**DATASET CONTENT:**
################

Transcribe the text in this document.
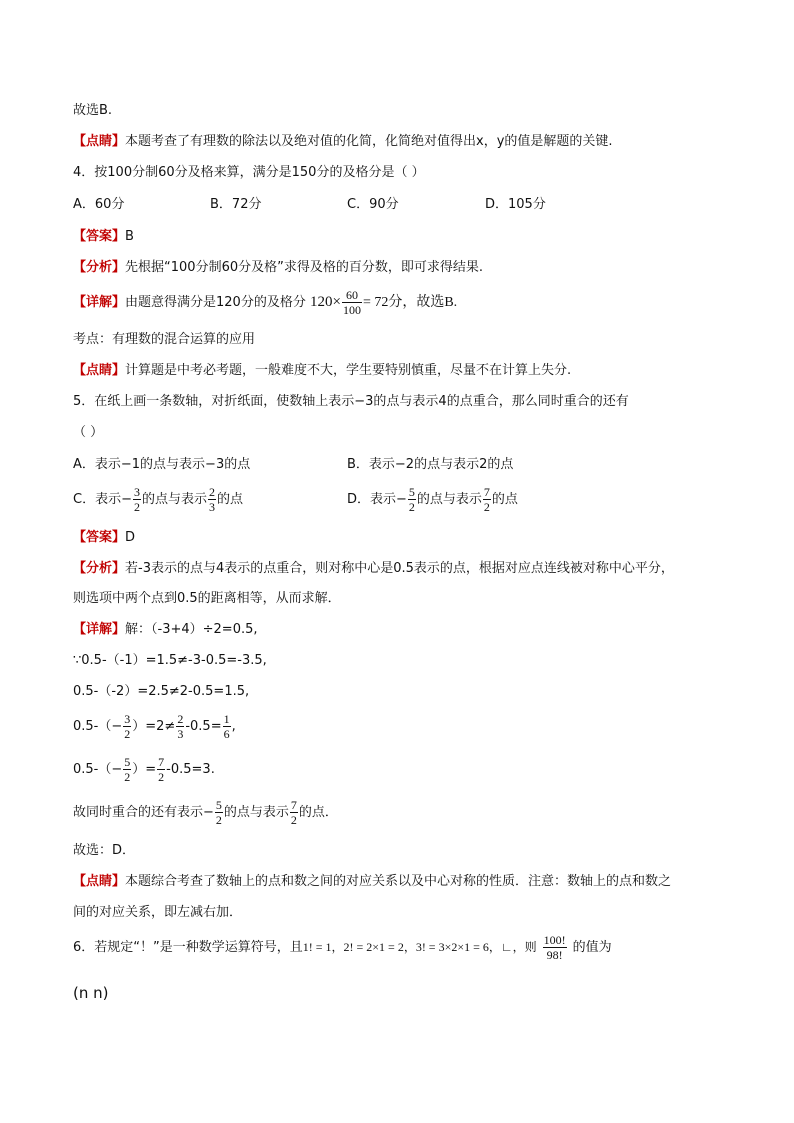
故选B.
【点睛】本题考查了有理数的除法以及绝对值的化简，化简绝对值得出x，y的值是解题的关键.
4．按100分制60分及格来算，满分是150分的及格分是（ ）
A．60分	B．72分	C．90分	D．105分
【答案】B
【分析】先根据“100分制60分及格”求得及格的百分数，即可求得结果.
【详解】由题意得满分是120分的及格分 $120\times \frac{60}{100} = 72$分，故选B.
考点：有理数的混合运算的应用
【点睛】计算题是中考必考题，一般难度不大，学生要特别慎重，尽量不在计算上失分.
5．在纸上画一条数轴，对折纸面，使数轴上表示−3的点与表示4的点重合，那么同时重合的还有
（ ）
A．表示−1的点与表示−3的点	B．表示−2的点与表示2的点
C．表示− $\frac{3}{2}$ 的点与表示 $\frac{2}{3}$ 的点	D．表示− $\frac{5}{2}$ 的点与表示 $\frac{7}{2}$ 的点
【答案】D
【分析】若-3表示的点与4表示的点重合，则对称中心是0.5表示的点，根据对应点连线被对称中心平分，
则选项中两个点到0.5的距离相等，从而求解．
【详解】解：（-3+4）÷2=0.5,
∵0.5-（-1）=1.5≠-3-0.5=-3.5,
0.5-（-2）=2.5≠2-0.5=1.5,
$0.5-(- \frac{3}{2} )=2\ne \frac{2}{3} -0.5= \frac{1}{6}$ ,
$0.5-(- \frac{5}{2}$ ）= $\frac{7}{2} -0.5=3$.
故同时重合的还有表示− $\frac{5}{2}$ 的点与表示 $\frac{7}{2}$ 的点．
故选：D．
【点睛】本题综合考查了数轴上的点和数之间的对应关系以及中心对称的性质．注意：数轴上的点和数之
间的对应关系，即左减右加．
6．若规定“！”是一种数学运算符号，且1! = 1，2! = 2×1 = 2，3! = 3×2×1 = 6，∟，则 $\frac{100!}{98!}$ 的值为
(n n)
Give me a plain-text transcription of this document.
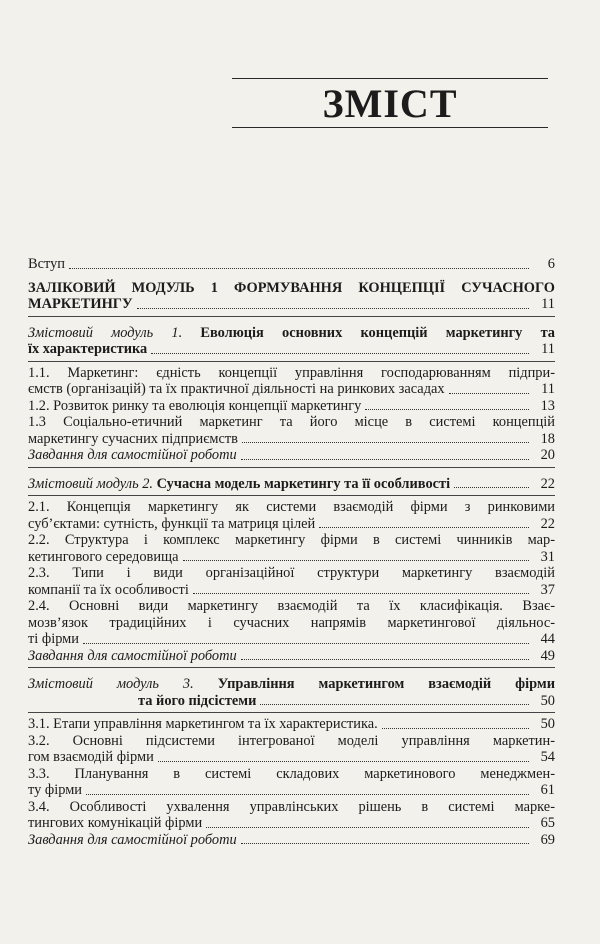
ЗМІСТ
Вступ	6
ЗАЛІКОВИЙ МОДУЛЬ 1 ФОРМУВАННЯ КОНЦЕПЦІЇ СУЧАСНОГО
МАРКЕТИНГУ	11
Змістовий модуль 1. Еволюція основних концепцій маркетингу та
їх характеристика	11
1.1. Маркетинг: єдність концепції управління господарюванням підпри-
ємств (організацій) та їх практичної діяльності на ринкових засадах	11
1.2. Розвиток ринку та еволюція концепції маркетингу	13
1.3 Соціально-етичний маркетинг та його місце в системі концепцій
маркетингу сучасних підприємств	18
Завдання для самостійної роботи	20
Змістовий модуль 2. Сучасна модель маркетингу та її особливості	22
2.1. Концепція маркетингу як системи взаємодій фірми з ринковими
суб’єктами: сутність, функції та матриця цілей	22
2.2. Структура і комплекс маркетингу фірми в системі чинників мар-
кетингового середовища	31
2.3. Типи і види організаційної структури маркетингу взаємодій
компанії та їх особливості	37
2.4. Основні види маркетингу взаємодій та їх класифікація. Взає-
мозв’язок традиційних і сучасних напрямів маркетингової діяльнос-
ті фірми	44
Завдання для самостійної роботи	49
Змістовий модуль 3. Управління маркетингом взаємодій фірми
та його підсістеми	50
3.1. Етапи управління маркетингом та їх характеристика.	50
3.2. Основні підсистеми інтегрованої моделі управління маркетин-
гом взаємодій фірми	54
3.3. Планування в системі складових маркетинового менеджмен-
ту фірми	61
3.4. Особливості ухвалення управлінських рішень в системі марке-
тингових комунікацій фірми	65
Завдання для самостійної роботи	69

################

**STATED EXERCISE:** Extract all the data above exactly, excluding every picture.

**RESULT OF THIS TASK:**
Transcribe the text in this document.
故选B.
【点睛】本题考查了有理数的除法以及绝对值的化简，化简绝对值得出x，y的值是解题的关键.
4．按100分制60分及格来算，满分是150分的及格分是（ ）
A．60分	B．72分	C．90分	D．105分
【答案】B
【分析】先根据“100分制60分及格”求得及格的百分数，即可求得结果.
【详解】由题意得满分是120分的及格分 $120\times \frac{60}{100} = 72$分，故选B.
考点：有理数的混合运算的应用
【点睛】计算题是中考必考题，一般难度不大，学生要特别慎重，尽量不在计算上失分.
5．在纸上画一条数轴，对折纸面，使数轴上表示−3的点与表示4的点重合，那么同时重合的还有
（ ）
A．表示−1的点与表示−3的点	B．表示−2的点与表示2的点
C．表示− $\frac{3}{2}$ 的点与表示 $\frac{2}{3}$ 的点	D．表示− $\frac{5}{2}$ 的点与表示 $\frac{7}{2}$ 的点
【答案】D
【分析】若-3表示的点与4表示的点重合，则对称中心是0.5表示的点，根据对应点连线被对称中心平分，
则选项中两个点到0.5的距离相等，从而求解．
【详解】解：（-3+4）÷2=0.5,
∵0.5-（-1）=1.5≠-3-0.5=-3.5,
0.5-（-2）=2.5≠2-0.5=1.5,
$0.5-(- \frac{3}{2} )=2\ne \frac{2}{3} -0.5= \frac{1}{6}$ ,
$0.5-(- \frac{5}{2}$ ）= $\frac{7}{2} -0.5=3$.
故同时重合的还有表示− $\frac{5}{2}$ 的点与表示 $\frac{7}{2}$ 的点．
故选：D．
【点睛】本题综合考查了数轴上的点和数之间的对应关系以及中心对称的性质．注意：数轴上的点和数之
间的对应关系，即左减右加．
6．若规定“！”是一种数学运算符号，且1! = 1，2! = 2×1 = 2，3! = 3×2×1 = 6，∟，则 $\frac{100!}{98!}$ 的值为
(n n)
Give me a plain-text transcription of this document.
ЗМІСТ
Вступ	6
ЗАЛІКОВИЙ МОДУЛЬ 1 ФОРМУВАННЯ КОНЦЕПЦІЇ СУЧАСНОГО
МАРКЕТИНГУ	11
Змістовий модуль 1. Еволюція основних концепцій маркетингу та
їх характеристика	11
1.1. Маркетинг: єдність концепції управління господарюванням підпри-
ємств (організацій) та їх практичної діяльності на ринкових засадах	11
1.2. Розвиток ринку та еволюція концепції маркетингу	13
1.3 Соціально-етичний маркетинг та його місце в системі концепцій
маркетингу сучасних підприємств	18
Завдання для самостійної роботи	20
Змістовий модуль 2. Сучасна модель маркетингу та її особливості	22
2.1. Концепція маркетингу як системи взаємодій фірми з ринковими
суб’єктами: сутність, функції та матриця цілей	22
2.2. Структура і комплекс маркетингу фірми в системі чинників мар-
кетингового середовища	31
2.3. Типи і види організаційної структури маркетингу взаємодій
компанії та їх особливості	37
2.4. Основні види маркетингу взаємодій та їх класифікація. Взає-
мозв’язок традиційних і сучасних напрямів маркетингової діяльнос-
ті фірми	44
Завдання для самостійної роботи	49
Змістовий модуль 3. Управління маркетингом взаємодій фірми
та його підсістеми	50
3.1. Етапи управління маркетингом та їх характеристика.	50
3.2. Основні підсистеми інтегрованої моделі управління маркетин-
гом взаємодій фірми	54
3.3. Планування в системі складових маркетинового менеджмен-
ту фірми	61
3.4. Особливості ухвалення управлінських рішень в системі марке-
тингових комунікацій фірми	65
Завдання для самостійної роботи	69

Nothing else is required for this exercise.